*DATASET ROWS*:
-----

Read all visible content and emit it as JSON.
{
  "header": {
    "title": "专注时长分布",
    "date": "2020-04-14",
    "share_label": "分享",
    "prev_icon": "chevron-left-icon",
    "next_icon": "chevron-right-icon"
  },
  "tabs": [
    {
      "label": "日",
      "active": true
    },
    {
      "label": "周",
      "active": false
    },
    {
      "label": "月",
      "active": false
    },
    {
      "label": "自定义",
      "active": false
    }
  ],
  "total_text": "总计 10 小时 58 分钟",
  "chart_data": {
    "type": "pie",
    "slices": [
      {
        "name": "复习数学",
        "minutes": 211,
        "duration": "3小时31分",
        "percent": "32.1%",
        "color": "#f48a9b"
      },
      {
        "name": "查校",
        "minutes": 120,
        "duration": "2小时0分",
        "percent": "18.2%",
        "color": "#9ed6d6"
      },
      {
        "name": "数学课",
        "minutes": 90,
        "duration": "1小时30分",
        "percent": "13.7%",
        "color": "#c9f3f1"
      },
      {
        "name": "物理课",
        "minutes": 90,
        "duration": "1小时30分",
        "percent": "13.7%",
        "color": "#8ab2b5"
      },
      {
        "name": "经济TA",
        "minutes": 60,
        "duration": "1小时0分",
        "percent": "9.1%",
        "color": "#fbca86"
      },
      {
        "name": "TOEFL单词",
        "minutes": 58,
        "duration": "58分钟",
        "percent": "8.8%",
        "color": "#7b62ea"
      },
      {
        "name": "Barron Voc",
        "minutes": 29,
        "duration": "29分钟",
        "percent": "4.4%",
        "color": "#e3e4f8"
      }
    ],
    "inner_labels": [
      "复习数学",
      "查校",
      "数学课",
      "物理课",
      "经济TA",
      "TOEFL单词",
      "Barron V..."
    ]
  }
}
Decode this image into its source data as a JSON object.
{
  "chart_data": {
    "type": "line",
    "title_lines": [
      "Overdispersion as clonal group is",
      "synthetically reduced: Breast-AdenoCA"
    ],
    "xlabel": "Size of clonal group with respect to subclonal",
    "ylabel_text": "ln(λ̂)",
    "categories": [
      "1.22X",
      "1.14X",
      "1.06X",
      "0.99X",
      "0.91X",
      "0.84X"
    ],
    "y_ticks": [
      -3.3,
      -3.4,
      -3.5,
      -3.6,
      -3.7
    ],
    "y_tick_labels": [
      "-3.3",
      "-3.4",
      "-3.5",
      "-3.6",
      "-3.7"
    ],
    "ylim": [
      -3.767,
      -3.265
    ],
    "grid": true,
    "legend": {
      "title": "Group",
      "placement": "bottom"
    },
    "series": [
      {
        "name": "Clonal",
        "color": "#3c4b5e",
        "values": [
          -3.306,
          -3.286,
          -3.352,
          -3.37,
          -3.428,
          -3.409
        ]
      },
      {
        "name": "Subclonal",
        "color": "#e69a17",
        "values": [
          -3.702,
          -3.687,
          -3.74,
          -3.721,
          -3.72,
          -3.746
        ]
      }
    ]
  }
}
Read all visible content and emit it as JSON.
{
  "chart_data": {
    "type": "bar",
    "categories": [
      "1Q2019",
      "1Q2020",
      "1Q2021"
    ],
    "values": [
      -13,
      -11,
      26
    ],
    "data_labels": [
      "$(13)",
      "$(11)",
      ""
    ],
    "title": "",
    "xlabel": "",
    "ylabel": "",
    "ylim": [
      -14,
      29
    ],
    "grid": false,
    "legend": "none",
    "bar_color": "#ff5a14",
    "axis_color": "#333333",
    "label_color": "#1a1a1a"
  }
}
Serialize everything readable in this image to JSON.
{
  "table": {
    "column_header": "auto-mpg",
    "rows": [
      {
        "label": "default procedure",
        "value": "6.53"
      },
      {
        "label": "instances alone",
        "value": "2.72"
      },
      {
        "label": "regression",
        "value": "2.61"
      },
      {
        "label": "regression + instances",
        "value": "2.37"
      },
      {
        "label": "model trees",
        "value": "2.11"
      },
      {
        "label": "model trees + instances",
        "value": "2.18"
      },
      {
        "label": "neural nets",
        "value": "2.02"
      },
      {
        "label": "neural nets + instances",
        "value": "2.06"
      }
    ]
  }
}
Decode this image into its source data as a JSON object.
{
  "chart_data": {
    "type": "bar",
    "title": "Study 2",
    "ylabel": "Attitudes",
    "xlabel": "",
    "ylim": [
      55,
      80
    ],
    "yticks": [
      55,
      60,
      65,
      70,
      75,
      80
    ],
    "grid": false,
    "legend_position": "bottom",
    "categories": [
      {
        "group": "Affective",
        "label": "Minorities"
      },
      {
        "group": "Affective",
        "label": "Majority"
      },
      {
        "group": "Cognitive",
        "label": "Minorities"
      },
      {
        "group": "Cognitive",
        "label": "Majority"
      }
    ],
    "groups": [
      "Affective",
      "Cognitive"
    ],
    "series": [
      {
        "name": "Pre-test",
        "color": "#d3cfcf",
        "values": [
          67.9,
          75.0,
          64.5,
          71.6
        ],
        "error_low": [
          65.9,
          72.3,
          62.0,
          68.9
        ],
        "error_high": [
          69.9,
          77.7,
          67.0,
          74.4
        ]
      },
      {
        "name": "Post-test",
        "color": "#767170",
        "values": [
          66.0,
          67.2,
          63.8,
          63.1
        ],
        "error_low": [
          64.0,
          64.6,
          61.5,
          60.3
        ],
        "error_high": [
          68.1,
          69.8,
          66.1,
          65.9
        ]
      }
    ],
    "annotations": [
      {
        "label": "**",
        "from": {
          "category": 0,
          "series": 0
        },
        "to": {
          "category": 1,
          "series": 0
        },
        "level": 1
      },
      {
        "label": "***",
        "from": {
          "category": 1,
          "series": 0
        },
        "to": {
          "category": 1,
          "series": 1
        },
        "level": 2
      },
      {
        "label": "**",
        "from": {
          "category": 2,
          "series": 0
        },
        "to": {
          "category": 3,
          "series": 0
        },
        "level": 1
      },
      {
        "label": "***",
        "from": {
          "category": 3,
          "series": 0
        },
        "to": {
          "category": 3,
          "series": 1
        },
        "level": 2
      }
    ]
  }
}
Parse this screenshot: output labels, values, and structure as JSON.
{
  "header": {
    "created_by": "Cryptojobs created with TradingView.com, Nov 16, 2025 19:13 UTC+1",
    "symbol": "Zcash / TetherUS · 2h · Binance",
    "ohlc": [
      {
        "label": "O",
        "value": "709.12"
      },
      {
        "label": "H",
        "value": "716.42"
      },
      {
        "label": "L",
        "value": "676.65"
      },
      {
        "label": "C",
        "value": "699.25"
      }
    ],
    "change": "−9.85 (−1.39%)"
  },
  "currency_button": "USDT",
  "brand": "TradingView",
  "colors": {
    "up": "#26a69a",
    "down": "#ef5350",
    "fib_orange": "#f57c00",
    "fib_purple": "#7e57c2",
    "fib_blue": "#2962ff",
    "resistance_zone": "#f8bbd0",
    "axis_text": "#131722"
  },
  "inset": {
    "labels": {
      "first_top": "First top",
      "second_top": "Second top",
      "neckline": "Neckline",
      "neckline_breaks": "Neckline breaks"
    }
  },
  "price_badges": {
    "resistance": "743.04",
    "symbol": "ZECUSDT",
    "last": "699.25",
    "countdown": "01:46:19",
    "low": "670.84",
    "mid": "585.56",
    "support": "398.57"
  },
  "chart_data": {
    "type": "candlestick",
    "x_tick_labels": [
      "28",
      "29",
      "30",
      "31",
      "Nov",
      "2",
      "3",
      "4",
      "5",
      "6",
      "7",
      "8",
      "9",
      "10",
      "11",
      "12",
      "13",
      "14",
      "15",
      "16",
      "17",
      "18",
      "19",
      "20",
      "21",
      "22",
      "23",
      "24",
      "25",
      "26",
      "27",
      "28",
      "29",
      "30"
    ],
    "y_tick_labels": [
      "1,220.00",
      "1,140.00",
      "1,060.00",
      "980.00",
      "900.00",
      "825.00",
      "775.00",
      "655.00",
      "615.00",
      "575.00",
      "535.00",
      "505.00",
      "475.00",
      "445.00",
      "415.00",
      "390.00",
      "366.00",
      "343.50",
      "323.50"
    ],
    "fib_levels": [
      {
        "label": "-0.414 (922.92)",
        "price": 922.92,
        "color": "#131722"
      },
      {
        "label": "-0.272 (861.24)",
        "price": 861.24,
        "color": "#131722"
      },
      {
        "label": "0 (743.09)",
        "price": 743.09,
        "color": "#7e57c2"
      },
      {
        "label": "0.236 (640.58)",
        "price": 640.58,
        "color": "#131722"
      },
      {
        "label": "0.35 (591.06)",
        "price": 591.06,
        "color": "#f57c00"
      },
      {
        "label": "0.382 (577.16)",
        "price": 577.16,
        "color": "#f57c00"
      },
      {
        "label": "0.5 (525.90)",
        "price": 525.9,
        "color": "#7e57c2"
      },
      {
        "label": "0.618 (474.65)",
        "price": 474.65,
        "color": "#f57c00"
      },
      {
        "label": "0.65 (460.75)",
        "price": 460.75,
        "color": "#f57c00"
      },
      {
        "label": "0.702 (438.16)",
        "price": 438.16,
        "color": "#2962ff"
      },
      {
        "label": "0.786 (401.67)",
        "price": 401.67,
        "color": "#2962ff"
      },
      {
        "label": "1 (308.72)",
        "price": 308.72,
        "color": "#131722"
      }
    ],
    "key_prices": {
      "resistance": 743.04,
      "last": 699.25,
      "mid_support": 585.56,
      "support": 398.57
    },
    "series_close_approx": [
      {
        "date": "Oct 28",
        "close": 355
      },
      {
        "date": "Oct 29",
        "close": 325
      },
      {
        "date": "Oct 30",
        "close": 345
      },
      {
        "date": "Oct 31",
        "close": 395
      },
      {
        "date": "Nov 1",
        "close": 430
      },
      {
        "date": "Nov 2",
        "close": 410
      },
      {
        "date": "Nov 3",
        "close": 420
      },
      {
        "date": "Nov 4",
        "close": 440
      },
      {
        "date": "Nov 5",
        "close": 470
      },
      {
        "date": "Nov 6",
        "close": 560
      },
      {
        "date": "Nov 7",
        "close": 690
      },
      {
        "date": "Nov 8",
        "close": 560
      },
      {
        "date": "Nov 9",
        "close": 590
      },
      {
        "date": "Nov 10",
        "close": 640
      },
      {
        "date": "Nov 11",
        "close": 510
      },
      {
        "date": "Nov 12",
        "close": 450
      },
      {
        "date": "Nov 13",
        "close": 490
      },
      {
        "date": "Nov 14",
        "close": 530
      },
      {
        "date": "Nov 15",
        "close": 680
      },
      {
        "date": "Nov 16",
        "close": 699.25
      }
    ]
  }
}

-----

*EXERCISE REQUIREMENTS*: Where a line in the material contains "model", copy that line.

*SOLUTION FOR THIS PROBLEM*:
        "label": "model trees",
        "label": "model trees + instances",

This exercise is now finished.